- _TASK PROMPT_:
Copy out the records in full, word for word, without pictures.

- _Records from a collection_:
__________

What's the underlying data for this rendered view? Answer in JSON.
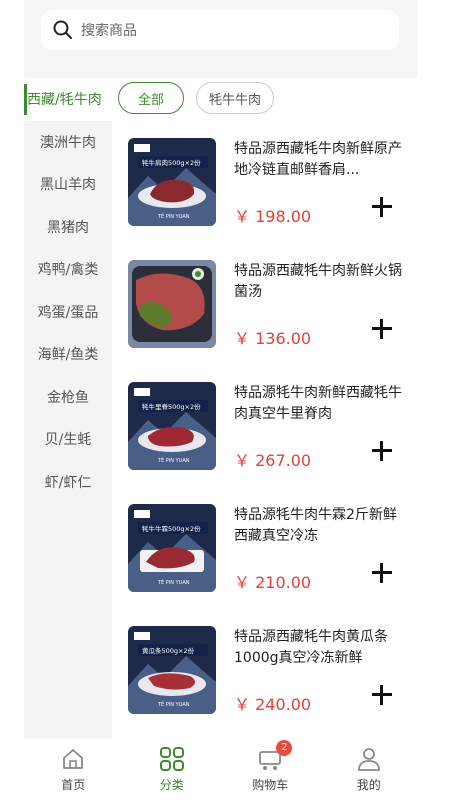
{
  "search": {
    "placeholder": "搜索商品"
  },
  "sidebar": {
    "items": [
      {
        "label": "西藏/牦牛肉",
        "active": true
      },
      {
        "label": "澳洲牛肉"
      },
      {
        "label": "黑山羊肉"
      },
      {
        "label": "黑猪肉"
      },
      {
        "label": "鸡鸭/禽类"
      },
      {
        "label": "鸡蛋/蛋品"
      },
      {
        "label": "海鲜/鱼类"
      },
      {
        "label": "金枪鱼"
      },
      {
        "label": "贝/生蚝"
      },
      {
        "label": "虾/虾仁"
      }
    ]
  },
  "chips": [
    {
      "label": "全部",
      "active": true
    },
    {
      "label": "牦牛牛肉",
      "active": false
    }
  ],
  "products": [
    {
      "title": "特品源西藏牦牛肉新鲜原产地冷链直邮鲜香肩...",
      "price": "￥ 198.00",
      "pack_label": "牦牛肩肉500g×2份",
      "brand": "TÈ PIN YUAN"
    },
    {
      "title": "特品源西藏牦牛肉新鲜火锅菌汤",
      "price": "￥ 136.00"
    },
    {
      "title": "特品源牦牛肉新鲜西藏牦牛肉真空牛里脊肉",
      "price": "￥ 267.00",
      "pack_label": "牦牛里脊500g×2份",
      "brand": "TÈ PIN YUAN"
    },
    {
      "title": "特品源牦牛肉牛霖2斤新鲜西藏真空冷冻",
      "price": "￥ 210.00",
      "pack_label": "牦牛牛霖500g×2份",
      "brand": "TÈ PIN YUAN"
    },
    {
      "title": "特品源西藏牦牛肉黄瓜条1000g真空冷冻新鲜",
      "price": "￥ 240.00",
      "pack_label": "黄瓜条500g×2份",
      "brand": "TÈ PIN YUAN"
    }
  ],
  "nav": {
    "items": [
      {
        "label": "首页",
        "icon": "home-icon"
      },
      {
        "label": "分类",
        "icon": "category-icon",
        "active": true
      },
      {
        "label": "购物车",
        "icon": "cart-icon",
        "badge": "2"
      },
      {
        "label": "我的",
        "icon": "user-icon"
      }
    ]
  },
  "colors": {
    "accent": "#3d8b2f",
    "price": "#e0413a",
    "badge": "#e94a3e",
    "thumb_bg": "#1d2a4a"
  }
}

__________

- _ANSWER_:
What's the underlying data for this rendered view? Answer in JSON.
{
  "search": {
    "placeholder": "搜索商品"
  },
  "sidebar": {
    "items": [
      {
        "label": "西藏/牦牛肉",
        "active": true
      },
      {
        "label": "澳洲牛肉"
      },
      {
        "label": "黑山羊肉"
      },
      {
        "label": "黑猪肉"
      },
      {
        "label": "鸡鸭/禽类"
      },
      {
        "label": "鸡蛋/蛋品"
      },
      {
        "label": "海鲜/鱼类"
      },
      {
        "label": "金枪鱼"
      },
      {
        "label": "贝/生蚝"
      },
      {
        "label": "虾/虾仁"
      }
    ]
  },
  "chips": [
    {
      "label": "全部",
      "active": true
    },
    {
      "label": "牦牛牛肉",
      "active": false
    }
  ],
  "products": [
    {
      "title": "特品源西藏牦牛肉新鲜原产地冷链直邮鲜香肩...",
      "price": "￥ 198.00",
      "pack_label": "牦牛肩肉500g×2份",
      "brand": "TÈ PIN YUAN"
    },
    {
      "title": "特品源西藏牦牛肉新鲜火锅菌汤",
      "price": "￥ 136.00"
    },
    {
      "title": "特品源牦牛肉新鲜西藏牦牛肉真空牛里脊肉",
      "price": "￥ 267.00",
      "pack_label": "牦牛里脊500g×2份",
      "brand": "TÈ PIN YUAN"
    },
    {
      "title": "特品源牦牛肉牛霖2斤新鲜西藏真空冷冻",
      "price": "￥ 210.00",
      "pack_label": "牦牛牛霖500g×2份",
      "brand": "TÈ PIN YUAN"
    },
    {
      "title": "特品源西藏牦牛肉黄瓜条1000g真空冷冻新鲜",
      "price": "￥ 240.00",
      "pack_label": "黄瓜条500g×2份",
      "brand": "TÈ PIN YUAN"
    }
  ],
  "nav": {
    "items": [
      {
        "label": "首页",
        "icon": "home-icon"
      },
      {
        "label": "分类",
        "icon": "category-icon",
        "active": true
      },
      {
        "label": "购物车",
        "icon": "cart-icon",
        "badge": "2"
      },
      {
        "label": "我的",
        "icon": "user-icon"
      }
    ]
  },
  "colors": {
    "accent": "#3d8b2f",
    "price": "#e0413a",
    "badge": "#e94a3e",
    "thumb_bg": "#1d2a4a"
  }
}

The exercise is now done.